Pull out every line below that contains the word "maxence".

═══ Entries provided

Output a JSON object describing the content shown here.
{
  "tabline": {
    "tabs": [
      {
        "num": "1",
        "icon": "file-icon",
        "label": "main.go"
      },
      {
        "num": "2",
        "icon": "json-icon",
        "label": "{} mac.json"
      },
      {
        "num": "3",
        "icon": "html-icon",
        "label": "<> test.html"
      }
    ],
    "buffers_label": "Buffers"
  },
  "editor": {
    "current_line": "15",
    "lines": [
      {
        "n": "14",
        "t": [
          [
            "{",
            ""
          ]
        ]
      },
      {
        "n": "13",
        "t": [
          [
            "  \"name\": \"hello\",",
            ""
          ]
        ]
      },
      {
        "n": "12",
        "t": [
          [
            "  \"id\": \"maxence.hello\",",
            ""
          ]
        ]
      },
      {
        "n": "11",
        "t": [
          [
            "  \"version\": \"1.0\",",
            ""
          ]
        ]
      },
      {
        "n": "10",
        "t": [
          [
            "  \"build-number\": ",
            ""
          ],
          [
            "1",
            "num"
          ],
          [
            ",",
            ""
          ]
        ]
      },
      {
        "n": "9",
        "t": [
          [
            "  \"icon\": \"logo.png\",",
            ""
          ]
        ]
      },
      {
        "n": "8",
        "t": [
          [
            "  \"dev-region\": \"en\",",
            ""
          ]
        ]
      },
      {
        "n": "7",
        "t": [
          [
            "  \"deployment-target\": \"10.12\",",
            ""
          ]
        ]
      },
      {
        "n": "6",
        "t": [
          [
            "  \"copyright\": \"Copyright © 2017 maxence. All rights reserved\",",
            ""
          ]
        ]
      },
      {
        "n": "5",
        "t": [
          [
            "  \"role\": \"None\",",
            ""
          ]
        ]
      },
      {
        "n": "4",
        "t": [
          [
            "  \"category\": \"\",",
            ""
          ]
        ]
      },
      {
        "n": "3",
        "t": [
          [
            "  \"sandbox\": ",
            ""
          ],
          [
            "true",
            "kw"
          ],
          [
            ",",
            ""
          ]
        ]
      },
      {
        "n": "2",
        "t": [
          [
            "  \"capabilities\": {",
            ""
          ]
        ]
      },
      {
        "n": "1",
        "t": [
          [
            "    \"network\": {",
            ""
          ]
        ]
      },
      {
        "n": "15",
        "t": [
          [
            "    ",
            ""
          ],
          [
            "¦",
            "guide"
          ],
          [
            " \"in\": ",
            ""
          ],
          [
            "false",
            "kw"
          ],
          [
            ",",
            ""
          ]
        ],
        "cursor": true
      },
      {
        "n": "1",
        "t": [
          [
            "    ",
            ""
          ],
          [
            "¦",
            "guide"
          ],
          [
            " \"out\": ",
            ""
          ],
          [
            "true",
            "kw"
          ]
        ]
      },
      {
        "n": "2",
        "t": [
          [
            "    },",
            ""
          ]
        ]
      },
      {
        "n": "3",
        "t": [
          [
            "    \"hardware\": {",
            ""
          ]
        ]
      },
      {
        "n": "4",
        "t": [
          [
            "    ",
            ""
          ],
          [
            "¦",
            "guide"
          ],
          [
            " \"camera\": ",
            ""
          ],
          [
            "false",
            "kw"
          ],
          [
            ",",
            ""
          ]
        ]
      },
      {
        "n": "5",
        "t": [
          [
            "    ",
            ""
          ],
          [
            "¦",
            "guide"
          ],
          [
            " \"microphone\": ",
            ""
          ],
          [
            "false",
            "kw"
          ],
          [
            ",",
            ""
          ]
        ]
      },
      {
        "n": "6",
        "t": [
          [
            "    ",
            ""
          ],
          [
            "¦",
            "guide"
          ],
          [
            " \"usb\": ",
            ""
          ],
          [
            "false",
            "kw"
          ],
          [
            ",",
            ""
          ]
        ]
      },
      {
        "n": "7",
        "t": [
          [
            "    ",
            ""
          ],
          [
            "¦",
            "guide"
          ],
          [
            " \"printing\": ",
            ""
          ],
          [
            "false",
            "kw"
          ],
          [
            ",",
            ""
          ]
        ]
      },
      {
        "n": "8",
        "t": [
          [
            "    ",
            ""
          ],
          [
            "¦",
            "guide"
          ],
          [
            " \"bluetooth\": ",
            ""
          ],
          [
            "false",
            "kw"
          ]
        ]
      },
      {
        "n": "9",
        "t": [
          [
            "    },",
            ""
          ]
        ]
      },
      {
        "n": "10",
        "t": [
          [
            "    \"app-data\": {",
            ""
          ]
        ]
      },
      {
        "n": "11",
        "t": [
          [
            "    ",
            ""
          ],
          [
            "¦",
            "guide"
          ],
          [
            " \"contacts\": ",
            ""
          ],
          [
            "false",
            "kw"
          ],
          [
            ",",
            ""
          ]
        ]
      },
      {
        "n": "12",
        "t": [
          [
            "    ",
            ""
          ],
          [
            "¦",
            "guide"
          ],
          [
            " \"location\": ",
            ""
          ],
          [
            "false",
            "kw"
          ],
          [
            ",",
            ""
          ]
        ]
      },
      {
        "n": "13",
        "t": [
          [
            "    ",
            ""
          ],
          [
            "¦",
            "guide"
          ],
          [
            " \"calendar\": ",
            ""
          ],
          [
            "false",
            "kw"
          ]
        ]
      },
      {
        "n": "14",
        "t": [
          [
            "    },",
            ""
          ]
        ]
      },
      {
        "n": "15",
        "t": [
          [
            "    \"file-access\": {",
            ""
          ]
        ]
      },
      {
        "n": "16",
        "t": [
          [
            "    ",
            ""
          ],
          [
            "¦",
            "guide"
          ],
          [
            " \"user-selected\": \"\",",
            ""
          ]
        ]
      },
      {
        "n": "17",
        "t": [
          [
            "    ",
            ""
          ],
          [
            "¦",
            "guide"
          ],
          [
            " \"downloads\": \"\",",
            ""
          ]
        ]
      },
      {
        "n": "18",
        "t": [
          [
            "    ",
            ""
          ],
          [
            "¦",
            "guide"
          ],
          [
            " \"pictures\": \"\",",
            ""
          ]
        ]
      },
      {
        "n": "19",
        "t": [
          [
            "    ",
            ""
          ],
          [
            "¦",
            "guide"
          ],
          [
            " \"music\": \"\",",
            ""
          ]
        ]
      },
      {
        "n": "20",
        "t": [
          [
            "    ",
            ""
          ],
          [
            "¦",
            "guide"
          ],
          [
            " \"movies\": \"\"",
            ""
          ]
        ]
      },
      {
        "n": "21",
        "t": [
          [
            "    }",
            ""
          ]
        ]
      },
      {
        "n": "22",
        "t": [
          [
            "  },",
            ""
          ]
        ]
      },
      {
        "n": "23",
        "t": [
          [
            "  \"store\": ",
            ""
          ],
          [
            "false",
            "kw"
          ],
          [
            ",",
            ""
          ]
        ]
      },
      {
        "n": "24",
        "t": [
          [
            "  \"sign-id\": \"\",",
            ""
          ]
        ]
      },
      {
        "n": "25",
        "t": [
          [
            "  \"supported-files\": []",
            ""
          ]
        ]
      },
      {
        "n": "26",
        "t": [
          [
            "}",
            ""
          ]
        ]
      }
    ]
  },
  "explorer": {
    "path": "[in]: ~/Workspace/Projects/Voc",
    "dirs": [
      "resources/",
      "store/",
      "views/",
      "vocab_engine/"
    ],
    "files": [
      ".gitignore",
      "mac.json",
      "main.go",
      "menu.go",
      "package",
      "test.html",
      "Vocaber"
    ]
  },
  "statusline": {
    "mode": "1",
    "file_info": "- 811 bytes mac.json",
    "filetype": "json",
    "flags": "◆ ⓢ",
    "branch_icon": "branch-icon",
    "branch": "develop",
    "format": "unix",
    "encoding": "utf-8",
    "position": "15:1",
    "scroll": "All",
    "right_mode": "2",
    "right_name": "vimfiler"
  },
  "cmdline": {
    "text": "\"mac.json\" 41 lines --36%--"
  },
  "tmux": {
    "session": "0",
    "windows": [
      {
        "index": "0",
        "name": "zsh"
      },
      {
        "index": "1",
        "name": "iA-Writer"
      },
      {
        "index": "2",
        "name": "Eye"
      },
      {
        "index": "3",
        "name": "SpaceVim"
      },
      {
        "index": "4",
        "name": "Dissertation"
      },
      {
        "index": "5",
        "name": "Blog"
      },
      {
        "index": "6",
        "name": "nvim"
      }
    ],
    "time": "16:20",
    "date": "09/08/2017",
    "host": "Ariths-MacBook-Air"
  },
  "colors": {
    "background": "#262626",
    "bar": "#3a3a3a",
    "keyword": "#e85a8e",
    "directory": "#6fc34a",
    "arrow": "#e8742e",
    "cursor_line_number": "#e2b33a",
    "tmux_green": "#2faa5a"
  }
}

══════

_The reply_
            "  \"id\": \"maxence.hello\",",
            "  \"copyright\": \"Copyright © 2017 maxence. All rights reserved\",",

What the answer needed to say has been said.